Pick every line with "ETAP等" from the material below.
________
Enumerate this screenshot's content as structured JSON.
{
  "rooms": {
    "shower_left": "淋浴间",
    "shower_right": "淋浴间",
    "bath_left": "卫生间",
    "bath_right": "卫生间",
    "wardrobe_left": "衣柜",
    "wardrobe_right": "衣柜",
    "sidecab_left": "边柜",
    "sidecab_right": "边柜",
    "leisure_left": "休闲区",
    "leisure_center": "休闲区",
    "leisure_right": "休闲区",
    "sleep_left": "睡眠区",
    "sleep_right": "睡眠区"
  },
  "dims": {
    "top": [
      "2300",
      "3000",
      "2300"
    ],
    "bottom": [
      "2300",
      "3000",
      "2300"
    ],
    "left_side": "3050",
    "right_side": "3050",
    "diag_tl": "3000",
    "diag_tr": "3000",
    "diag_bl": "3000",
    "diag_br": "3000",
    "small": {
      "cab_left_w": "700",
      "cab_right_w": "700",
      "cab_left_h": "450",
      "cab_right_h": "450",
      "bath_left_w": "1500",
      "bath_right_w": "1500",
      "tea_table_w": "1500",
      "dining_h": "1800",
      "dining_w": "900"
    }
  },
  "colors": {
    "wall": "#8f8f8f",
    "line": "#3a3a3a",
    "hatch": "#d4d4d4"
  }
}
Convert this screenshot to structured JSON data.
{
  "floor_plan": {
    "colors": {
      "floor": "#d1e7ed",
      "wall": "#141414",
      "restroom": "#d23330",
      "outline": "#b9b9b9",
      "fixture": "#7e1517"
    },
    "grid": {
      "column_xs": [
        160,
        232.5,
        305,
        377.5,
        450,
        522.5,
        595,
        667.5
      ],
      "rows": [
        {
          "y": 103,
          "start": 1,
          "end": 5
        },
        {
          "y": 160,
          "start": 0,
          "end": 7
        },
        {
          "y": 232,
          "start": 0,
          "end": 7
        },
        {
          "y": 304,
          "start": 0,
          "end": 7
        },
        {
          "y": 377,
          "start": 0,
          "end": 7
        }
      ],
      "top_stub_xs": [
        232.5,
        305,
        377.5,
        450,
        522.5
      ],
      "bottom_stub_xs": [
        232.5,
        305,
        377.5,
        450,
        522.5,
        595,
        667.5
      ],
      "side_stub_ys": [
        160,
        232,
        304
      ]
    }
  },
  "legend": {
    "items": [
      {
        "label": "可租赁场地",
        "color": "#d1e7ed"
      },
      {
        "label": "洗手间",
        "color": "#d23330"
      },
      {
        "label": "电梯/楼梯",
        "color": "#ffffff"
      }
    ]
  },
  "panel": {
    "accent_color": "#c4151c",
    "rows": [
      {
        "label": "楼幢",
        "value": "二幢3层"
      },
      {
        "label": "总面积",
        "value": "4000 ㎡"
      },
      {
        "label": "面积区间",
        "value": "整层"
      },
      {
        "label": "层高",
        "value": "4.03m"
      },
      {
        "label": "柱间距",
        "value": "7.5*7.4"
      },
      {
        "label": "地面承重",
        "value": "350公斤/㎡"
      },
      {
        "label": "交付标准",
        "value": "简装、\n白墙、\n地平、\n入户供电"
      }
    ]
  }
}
________
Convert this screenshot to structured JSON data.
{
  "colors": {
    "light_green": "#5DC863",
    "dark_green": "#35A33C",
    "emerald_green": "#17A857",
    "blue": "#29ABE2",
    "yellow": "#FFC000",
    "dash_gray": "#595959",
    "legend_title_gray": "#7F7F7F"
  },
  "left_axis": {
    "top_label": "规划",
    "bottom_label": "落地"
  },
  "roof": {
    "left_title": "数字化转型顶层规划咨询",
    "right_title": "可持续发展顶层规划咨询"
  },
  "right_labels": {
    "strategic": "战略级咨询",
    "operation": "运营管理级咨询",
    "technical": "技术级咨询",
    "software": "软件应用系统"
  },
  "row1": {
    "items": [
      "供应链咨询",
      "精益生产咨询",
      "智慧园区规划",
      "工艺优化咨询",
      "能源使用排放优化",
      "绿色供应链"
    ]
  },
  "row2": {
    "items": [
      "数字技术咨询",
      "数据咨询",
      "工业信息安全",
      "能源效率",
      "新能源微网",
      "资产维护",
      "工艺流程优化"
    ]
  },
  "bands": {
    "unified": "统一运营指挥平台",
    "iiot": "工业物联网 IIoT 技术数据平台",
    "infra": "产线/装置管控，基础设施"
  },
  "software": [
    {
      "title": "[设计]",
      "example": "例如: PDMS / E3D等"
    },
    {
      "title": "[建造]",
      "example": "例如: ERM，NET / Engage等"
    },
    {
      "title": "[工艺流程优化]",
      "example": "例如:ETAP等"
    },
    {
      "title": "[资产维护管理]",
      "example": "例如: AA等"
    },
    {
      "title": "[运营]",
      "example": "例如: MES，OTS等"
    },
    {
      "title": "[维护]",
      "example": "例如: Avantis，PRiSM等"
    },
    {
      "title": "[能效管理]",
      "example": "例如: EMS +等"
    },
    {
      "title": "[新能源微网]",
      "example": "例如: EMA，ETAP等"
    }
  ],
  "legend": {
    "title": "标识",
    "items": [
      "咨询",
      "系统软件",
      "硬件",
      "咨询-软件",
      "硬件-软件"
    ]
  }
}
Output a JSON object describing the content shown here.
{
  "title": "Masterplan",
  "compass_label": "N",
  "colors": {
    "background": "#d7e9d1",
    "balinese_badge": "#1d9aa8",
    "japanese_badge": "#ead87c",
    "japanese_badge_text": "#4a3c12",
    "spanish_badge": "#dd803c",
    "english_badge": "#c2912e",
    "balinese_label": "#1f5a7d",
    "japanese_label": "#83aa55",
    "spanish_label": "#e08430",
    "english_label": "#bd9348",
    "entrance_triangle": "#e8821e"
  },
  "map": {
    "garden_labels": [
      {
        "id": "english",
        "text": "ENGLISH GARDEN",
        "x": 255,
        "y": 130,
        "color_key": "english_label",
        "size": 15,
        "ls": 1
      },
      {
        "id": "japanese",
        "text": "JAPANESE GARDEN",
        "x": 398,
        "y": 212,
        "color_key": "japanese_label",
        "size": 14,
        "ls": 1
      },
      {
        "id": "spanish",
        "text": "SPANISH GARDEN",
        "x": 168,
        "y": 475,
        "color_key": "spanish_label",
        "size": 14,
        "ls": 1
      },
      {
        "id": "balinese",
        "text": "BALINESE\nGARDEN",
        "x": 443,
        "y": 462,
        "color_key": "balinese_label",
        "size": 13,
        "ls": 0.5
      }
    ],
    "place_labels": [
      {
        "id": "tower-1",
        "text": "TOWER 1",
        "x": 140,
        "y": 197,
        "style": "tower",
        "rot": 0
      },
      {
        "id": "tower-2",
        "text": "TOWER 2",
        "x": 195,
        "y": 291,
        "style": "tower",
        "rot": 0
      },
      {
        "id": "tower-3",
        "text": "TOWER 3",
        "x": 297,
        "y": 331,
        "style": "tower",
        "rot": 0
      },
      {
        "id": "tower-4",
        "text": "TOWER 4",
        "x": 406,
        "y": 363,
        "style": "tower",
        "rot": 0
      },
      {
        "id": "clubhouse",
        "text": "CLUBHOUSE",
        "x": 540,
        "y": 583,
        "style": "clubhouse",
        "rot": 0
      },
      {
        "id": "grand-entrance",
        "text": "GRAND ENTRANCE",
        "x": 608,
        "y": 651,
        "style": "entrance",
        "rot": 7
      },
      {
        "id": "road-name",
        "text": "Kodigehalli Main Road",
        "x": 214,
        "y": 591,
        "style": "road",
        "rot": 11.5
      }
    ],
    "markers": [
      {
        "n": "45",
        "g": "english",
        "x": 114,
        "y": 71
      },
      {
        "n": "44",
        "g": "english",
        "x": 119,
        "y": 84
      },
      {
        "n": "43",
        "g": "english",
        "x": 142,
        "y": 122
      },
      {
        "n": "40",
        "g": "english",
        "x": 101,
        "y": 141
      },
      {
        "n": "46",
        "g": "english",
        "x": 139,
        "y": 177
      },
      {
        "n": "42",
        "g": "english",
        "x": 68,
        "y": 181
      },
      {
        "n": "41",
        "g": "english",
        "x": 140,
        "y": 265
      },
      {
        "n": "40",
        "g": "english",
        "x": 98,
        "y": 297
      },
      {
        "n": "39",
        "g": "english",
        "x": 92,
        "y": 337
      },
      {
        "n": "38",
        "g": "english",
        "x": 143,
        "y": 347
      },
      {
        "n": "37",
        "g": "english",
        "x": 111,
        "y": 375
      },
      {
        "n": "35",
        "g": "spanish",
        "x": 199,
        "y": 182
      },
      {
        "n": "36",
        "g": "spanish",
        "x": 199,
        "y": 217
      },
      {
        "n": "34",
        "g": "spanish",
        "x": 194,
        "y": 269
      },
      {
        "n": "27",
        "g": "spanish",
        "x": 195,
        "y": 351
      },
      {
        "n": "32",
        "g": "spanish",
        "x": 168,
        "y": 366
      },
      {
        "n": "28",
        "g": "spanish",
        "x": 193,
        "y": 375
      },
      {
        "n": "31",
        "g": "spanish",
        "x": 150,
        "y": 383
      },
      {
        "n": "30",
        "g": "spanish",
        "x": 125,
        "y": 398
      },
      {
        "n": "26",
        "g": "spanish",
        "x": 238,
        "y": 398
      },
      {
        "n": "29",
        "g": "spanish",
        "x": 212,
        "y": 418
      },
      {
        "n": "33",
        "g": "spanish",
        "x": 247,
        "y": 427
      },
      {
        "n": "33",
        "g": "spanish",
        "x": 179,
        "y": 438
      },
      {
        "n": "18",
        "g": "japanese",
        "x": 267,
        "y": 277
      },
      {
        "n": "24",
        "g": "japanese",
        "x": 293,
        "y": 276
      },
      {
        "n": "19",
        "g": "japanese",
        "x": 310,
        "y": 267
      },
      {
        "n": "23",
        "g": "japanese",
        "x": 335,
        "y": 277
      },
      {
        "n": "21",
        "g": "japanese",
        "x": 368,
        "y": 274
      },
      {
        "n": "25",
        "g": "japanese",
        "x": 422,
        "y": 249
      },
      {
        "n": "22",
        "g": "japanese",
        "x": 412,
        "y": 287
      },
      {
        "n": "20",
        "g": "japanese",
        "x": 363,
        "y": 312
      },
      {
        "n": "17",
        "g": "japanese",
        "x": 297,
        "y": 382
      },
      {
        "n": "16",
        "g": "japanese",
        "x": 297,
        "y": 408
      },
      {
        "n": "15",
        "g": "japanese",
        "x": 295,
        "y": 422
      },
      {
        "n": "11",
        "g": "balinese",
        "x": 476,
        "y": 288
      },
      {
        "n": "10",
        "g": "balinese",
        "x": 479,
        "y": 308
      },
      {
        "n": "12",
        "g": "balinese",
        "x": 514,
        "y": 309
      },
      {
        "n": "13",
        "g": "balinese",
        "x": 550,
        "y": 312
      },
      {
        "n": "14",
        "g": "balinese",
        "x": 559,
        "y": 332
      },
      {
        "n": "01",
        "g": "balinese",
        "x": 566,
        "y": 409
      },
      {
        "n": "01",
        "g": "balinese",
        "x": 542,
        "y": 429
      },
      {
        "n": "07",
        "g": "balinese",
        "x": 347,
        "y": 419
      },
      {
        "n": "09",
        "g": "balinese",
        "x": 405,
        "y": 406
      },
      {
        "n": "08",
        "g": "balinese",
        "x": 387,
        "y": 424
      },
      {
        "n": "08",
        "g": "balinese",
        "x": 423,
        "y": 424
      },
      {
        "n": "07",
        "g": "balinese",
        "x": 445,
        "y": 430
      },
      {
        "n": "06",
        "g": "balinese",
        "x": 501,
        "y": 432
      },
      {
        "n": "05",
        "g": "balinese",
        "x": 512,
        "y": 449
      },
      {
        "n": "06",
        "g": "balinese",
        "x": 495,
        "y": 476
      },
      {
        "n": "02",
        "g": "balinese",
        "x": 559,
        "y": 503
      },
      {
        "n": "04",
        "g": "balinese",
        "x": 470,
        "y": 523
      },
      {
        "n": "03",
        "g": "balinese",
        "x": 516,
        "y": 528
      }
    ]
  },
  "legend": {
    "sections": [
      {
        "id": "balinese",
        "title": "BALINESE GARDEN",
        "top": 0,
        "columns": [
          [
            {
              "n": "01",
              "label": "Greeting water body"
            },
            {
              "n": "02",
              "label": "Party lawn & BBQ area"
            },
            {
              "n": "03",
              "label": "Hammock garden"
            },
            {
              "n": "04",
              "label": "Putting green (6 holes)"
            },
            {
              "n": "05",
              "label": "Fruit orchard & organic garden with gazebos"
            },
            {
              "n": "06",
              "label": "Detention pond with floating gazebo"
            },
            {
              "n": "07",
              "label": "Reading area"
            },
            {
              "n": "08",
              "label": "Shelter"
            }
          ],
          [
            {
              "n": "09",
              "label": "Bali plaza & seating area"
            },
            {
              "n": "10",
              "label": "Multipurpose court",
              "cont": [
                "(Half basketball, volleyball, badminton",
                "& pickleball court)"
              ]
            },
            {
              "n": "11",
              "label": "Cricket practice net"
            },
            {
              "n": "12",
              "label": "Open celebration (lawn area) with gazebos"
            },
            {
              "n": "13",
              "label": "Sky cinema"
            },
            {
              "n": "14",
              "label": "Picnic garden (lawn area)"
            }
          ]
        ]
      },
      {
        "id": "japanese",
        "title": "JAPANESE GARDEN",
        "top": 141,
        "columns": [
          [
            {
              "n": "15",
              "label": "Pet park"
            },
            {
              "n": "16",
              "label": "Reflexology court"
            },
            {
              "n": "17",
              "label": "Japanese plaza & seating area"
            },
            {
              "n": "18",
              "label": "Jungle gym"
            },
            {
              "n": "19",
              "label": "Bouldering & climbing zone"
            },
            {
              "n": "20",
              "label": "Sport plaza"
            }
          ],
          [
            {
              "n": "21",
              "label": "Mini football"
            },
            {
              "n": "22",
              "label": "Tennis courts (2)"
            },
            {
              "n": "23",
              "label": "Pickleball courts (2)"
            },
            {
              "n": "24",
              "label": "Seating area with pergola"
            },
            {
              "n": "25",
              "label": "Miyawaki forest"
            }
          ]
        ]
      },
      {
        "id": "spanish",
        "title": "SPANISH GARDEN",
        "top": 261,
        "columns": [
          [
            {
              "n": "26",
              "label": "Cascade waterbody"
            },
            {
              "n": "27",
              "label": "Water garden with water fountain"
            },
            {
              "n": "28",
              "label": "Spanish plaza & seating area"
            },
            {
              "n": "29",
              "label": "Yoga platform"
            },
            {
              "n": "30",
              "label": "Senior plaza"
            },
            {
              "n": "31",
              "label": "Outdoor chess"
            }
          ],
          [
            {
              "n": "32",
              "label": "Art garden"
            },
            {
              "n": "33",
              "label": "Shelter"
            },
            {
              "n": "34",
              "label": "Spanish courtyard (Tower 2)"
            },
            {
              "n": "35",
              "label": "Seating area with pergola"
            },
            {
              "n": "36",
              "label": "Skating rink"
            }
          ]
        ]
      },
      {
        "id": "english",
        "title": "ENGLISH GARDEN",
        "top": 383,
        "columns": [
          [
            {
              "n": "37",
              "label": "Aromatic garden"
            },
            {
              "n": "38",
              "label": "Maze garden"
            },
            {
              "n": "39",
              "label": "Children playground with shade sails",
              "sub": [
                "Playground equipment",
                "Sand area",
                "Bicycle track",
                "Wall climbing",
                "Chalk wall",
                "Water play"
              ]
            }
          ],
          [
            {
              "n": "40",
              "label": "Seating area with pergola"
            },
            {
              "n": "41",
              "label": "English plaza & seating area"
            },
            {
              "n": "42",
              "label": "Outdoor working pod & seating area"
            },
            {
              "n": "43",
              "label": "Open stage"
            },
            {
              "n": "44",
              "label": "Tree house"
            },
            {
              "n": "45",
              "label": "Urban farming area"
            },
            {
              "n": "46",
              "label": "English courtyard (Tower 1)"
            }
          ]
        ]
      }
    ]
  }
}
________
RESULT:
      "example": "例如:ETAP等"
      "example": "例如: EMA，ETAP等"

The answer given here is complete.